Input >>
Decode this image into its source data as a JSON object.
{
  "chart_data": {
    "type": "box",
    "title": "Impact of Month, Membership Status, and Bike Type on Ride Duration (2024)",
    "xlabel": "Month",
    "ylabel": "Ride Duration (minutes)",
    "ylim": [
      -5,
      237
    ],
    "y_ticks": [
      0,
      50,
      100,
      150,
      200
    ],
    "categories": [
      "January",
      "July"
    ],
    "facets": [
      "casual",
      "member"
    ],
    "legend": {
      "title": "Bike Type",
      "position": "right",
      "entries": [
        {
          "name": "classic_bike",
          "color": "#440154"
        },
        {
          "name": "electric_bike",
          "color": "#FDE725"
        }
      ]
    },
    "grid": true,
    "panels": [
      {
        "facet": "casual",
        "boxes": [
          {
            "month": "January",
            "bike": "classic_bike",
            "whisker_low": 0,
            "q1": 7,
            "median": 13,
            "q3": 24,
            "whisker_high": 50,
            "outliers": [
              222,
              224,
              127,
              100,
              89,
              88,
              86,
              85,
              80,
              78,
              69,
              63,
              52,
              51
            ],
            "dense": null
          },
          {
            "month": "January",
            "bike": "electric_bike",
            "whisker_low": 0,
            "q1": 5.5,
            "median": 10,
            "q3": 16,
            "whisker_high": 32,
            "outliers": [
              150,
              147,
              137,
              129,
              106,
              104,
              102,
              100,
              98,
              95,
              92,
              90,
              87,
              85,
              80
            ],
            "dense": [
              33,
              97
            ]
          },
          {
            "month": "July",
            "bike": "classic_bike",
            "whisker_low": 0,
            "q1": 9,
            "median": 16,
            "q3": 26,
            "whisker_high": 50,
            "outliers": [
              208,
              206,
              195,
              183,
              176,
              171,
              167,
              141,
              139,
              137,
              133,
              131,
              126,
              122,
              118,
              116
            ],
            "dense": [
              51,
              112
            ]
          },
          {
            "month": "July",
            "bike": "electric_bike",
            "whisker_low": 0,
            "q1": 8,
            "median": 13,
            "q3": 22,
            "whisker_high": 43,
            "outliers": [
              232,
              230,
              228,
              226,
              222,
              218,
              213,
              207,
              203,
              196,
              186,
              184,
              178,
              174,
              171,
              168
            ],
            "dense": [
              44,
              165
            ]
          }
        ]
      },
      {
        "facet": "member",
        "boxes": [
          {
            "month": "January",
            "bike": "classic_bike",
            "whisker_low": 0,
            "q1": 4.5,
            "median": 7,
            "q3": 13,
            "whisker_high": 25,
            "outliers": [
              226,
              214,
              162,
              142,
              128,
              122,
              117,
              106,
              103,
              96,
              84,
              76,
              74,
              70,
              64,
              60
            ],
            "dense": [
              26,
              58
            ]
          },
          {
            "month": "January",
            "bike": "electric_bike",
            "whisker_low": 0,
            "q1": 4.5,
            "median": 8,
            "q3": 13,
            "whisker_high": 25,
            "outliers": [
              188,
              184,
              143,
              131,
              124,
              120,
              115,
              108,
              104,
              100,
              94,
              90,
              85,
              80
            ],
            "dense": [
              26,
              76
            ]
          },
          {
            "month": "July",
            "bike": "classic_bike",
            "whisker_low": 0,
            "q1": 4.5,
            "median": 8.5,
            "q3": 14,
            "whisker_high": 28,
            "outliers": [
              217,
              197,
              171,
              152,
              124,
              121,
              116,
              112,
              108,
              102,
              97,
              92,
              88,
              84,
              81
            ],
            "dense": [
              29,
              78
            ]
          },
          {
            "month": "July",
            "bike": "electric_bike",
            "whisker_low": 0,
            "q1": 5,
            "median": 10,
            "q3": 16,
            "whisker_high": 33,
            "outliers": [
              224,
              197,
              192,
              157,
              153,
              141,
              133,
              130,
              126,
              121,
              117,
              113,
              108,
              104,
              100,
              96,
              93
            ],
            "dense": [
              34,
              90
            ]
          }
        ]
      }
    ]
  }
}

Job >> Please set down each line of the records exactly as given.

Reply >>
Decode this image into its source data as a JSON object.
{
  "chart_data": {
    "type": "box",
    "title": "Impact of Month, Membership Status, and Bike Type on Ride Duration (2024)",
    "xlabel": "Month",
    "ylabel": "Ride Duration (minutes)",
    "ylim": [
      -5,
      237
    ],
    "y_ticks": [
      0,
      50,
      100,
      150,
      200
    ],
    "categories": [
      "January",
      "July"
    ],
    "facets": [
      "casual",
      "member"
    ],
    "legend": {
      "title": "Bike Type",
      "position": "right",
      "entries": [
        {
          "name": "classic_bike",
          "color": "#440154"
        },
        {
          "name": "electric_bike",
          "color": "#FDE725"
        }
      ]
    },
    "grid": true,
    "panels": [
      {
        "facet": "casual",
        "boxes": [
          {
            "month": "January",
            "bike": "classic_bike",
            "whisker_low": 0,
            "q1": 7,
            "median": 13,
            "q3": 24,
            "whisker_high": 50,
            "outliers": [
              222,
              224,
              127,
              100,
              89,
              88,
              86,
              85,
              80,
              78,
              69,
              63,
              52,
              51
            ],
            "dense": null
          },
          {
            "month": "January",
            "bike": "electric_bike",
            "whisker_low": 0,
            "q1": 5.5,
            "median": 10,
            "q3": 16,
            "whisker_high": 32,
            "outliers": [
              150,
              147,
              137,
              129,
              106,
              104,
              102,
              100,
              98,
              95,
              92,
              90,
              87,
              85,
              80
            ],
            "dense": [
              33,
              97
            ]
          },
          {
            "month": "July",
            "bike": "classic_bike",
            "whisker_low": 0,
            "q1": 9,
            "median": 16,
            "q3": 26,
            "whisker_high": 50,
            "outliers": [
              208,
              206,
              195,
              183,
              176,
              171,
              167,
              141,
              139,
              137,
              133,
              131,
              126,
              122,
              118,
              116
            ],
            "dense": [
              51,
              112
            ]
          },
          {
            "month": "July",
            "bike": "electric_bike",
            "whisker_low": 0,
            "q1": 8,
            "median": 13,
            "q3": 22,
            "whisker_high": 43,
            "outliers": [
              232,
              230,
              228,
              226,
              222,
              218,
              213,
              207,
              203,
              196,
              186,
              184,
              178,
              174,
              171,
              168
            ],
            "dense": [
              44,
              165
            ]
          }
        ]
      },
      {
        "facet": "member",
        "boxes": [
          {
            "month": "January",
            "bike": "classic_bike",
            "whisker_low": 0,
            "q1": 4.5,
            "median": 7,
            "q3": 13,
            "whisker_high": 25,
            "outliers": [
              226,
              214,
              162,
              142,
              128,
              122,
              117,
              106,
              103,
              96,
              84,
              76,
              74,
              70,
              64,
              60
            ],
            "dense": [
              26,
              58
            ]
          },
          {
            "month": "January",
            "bike": "electric_bike",
            "whisker_low": 0,
            "q1": 4.5,
            "median": 8,
            "q3": 13,
            "whisker_high": 25,
            "outliers": [
              188,
              184,
              143,
              131,
              124,
              120,
              115,
              108,
              104,
              100,
              94,
              90,
              85,
              80
            ],
            "dense": [
              26,
              76
            ]
          },
          {
            "month": "July",
            "bike": "classic_bike",
            "whisker_low": 0,
            "q1": 4.5,
            "median": 8.5,
            "q3": 14,
            "whisker_high": 28,
            "outliers": [
              217,
              197,
              171,
              152,
              124,
              121,
              116,
              112,
              108,
              102,
              97,
              92,
              88,
              84,
              81
            ],
            "dense": [
              29,
              78
            ]
          },
          {
            "month": "July",
            "bike": "electric_bike",
            "whisker_low": 0,
            "q1": 5,
            "median": 10,
            "q3": 16,
            "whisker_high": 33,
            "outliers": [
              224,
              197,
              192,
              157,
              153,
              141,
              133,
              130,
              126,
              121,
              117,
              113,
              108,
              104,
              100,
              96,
              93
            ],
            "dense": [
              34,
              90
            ]
          }
        ]
      }
    ]
  }
}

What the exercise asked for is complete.